--- START OF Material to process ---

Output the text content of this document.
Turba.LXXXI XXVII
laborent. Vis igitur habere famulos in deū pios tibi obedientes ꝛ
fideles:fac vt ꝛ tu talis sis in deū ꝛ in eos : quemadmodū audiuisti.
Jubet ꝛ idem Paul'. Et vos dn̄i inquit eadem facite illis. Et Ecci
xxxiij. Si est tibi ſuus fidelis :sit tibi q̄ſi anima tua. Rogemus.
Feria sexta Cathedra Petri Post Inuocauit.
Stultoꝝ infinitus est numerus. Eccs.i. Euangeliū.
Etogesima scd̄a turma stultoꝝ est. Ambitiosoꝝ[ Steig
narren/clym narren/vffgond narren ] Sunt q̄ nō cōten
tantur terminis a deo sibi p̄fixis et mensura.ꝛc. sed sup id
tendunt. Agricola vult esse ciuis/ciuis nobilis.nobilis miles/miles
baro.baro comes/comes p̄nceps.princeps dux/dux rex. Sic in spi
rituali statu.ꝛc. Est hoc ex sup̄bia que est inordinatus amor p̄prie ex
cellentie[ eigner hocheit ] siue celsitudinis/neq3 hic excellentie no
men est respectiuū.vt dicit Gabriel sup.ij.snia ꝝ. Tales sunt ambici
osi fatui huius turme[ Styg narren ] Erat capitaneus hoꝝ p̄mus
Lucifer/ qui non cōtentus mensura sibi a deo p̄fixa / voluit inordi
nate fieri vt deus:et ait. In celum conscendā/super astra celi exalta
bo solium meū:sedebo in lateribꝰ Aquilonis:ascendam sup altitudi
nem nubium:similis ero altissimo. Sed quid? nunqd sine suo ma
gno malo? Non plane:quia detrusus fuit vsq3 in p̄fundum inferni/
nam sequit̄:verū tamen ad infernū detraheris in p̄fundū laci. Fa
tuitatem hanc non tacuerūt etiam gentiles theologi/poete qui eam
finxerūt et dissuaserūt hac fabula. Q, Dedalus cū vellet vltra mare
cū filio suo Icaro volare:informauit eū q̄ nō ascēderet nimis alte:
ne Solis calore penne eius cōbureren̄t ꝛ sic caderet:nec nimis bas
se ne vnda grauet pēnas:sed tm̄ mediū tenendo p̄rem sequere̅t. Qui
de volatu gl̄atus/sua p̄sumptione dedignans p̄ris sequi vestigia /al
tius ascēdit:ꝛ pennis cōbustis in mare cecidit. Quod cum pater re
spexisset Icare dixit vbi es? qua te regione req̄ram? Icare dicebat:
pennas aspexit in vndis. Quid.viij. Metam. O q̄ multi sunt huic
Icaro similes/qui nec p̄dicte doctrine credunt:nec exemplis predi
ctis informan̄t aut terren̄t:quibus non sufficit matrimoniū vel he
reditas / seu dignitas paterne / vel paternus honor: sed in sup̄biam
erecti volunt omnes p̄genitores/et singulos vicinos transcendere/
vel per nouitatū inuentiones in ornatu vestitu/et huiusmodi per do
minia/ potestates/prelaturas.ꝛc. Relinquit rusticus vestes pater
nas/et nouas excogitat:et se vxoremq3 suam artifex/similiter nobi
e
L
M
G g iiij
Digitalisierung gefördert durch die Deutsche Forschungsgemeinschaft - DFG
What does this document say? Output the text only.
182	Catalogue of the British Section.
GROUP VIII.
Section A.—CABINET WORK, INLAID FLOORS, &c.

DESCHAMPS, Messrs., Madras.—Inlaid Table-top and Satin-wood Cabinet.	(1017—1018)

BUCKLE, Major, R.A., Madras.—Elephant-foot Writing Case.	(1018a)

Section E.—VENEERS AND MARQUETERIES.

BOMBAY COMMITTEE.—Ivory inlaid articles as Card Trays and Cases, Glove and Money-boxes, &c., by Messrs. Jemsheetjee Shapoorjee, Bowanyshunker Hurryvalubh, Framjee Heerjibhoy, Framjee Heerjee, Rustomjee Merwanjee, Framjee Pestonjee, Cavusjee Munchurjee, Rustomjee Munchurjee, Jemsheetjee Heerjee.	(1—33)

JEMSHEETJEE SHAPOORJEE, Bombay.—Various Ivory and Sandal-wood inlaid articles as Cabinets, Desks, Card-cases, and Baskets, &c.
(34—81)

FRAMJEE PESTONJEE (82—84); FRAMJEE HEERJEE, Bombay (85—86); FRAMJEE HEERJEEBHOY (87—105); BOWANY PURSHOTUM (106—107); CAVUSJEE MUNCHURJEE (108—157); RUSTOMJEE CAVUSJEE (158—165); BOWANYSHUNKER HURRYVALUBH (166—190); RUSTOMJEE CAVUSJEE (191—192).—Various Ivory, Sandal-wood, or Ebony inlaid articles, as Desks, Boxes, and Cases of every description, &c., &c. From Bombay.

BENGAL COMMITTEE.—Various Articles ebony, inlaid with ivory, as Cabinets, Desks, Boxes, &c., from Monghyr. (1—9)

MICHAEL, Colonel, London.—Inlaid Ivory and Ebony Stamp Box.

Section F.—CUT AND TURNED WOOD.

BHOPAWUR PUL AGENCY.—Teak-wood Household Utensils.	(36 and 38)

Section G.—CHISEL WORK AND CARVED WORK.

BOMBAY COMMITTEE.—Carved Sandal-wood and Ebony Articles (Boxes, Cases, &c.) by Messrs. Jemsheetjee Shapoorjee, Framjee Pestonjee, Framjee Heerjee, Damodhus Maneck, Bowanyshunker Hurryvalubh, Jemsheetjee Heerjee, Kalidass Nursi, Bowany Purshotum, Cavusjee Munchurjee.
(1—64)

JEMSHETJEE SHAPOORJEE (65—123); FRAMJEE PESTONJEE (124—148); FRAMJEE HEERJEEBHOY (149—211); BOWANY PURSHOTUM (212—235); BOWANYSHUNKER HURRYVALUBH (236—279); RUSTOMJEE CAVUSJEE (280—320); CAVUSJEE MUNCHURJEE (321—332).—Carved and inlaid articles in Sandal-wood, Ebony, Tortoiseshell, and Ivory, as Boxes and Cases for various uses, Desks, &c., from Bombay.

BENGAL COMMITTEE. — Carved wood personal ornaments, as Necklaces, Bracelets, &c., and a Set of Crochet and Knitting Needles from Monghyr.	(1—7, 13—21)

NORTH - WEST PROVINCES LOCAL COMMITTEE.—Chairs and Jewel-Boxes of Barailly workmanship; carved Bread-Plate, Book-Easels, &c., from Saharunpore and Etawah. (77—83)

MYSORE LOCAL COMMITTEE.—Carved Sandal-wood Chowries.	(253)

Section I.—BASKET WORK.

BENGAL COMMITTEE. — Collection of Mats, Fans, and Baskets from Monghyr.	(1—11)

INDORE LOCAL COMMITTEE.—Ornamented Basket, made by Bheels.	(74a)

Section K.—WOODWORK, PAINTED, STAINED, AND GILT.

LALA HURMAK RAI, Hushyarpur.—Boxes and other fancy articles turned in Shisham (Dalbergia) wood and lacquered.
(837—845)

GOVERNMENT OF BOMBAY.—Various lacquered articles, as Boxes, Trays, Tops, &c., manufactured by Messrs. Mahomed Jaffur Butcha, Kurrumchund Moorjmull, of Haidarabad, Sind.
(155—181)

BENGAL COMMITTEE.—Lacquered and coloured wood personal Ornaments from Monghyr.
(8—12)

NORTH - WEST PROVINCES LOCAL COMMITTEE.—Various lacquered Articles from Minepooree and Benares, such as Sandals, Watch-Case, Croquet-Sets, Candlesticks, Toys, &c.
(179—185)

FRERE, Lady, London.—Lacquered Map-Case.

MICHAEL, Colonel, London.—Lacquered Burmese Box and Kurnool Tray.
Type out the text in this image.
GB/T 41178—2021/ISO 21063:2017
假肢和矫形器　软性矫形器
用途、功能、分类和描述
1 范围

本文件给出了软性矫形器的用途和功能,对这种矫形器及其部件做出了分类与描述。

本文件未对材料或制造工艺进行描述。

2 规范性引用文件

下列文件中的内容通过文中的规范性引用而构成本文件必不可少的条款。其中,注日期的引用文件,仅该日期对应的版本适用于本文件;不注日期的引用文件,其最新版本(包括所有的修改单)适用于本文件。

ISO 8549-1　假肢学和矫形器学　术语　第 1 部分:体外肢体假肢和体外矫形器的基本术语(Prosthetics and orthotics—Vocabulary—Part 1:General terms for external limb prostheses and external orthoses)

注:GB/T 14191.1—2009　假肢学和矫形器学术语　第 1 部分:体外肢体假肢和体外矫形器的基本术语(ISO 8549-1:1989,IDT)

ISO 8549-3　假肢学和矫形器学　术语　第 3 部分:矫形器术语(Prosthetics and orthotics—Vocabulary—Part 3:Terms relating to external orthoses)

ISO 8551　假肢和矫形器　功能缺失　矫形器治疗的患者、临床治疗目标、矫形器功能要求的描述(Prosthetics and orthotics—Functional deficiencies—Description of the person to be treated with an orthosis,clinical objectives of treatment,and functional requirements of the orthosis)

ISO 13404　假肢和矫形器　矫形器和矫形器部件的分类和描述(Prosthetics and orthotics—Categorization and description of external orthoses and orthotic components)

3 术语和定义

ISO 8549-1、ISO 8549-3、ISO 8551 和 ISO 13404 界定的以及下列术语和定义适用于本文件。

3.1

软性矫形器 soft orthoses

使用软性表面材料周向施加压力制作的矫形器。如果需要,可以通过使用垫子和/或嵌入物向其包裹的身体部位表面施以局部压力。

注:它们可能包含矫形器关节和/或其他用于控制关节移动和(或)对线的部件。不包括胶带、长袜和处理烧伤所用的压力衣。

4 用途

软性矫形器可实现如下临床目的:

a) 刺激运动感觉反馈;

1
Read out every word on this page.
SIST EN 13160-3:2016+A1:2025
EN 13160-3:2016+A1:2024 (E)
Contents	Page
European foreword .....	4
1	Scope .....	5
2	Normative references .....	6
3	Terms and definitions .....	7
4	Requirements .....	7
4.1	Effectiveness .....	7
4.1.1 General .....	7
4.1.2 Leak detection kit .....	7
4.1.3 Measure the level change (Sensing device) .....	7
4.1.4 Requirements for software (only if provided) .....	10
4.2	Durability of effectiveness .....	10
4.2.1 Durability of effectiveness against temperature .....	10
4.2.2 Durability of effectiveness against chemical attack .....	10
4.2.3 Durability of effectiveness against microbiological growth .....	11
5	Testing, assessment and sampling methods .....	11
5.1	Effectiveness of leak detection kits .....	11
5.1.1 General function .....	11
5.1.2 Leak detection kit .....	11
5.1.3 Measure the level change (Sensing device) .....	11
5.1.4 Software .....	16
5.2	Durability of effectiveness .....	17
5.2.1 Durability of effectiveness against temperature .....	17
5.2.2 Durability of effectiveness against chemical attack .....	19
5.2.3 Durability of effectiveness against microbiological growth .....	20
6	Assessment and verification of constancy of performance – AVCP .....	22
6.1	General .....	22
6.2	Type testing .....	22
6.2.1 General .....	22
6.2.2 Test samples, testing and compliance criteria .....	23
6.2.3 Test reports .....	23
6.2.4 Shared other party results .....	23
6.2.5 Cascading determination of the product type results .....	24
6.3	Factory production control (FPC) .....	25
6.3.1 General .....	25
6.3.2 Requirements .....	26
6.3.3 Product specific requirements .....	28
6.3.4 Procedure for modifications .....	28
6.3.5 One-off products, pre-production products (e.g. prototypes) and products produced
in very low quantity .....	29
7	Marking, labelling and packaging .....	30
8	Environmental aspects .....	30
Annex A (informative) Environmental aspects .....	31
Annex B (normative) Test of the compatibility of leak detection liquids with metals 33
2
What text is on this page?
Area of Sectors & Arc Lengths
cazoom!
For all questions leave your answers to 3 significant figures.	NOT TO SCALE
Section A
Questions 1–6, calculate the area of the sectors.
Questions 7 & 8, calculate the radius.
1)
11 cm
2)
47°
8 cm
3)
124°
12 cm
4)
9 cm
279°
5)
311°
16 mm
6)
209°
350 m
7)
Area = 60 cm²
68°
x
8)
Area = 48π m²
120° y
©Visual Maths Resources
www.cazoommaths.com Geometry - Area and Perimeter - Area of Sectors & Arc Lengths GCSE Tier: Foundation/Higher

--- END OF Material to process ---

Identify the lines of the data that contain the word "Vocabulary". Copy each of them.

ISO 8549-1　假肢学和矫形器学　术语　第 1 部分:体外肢体假肢和体外矫形器的基本术语(Prosthetics and orthotics—Vocabulary—Part 1:General terms for external limb prostheses and external orthoses)
ISO 8549-3　假肢学和矫形器学　术语　第 3 部分:矫形器术语(Prosthetics and orthotics—Vocabulary—Part 3:Terms relating to external orthoses)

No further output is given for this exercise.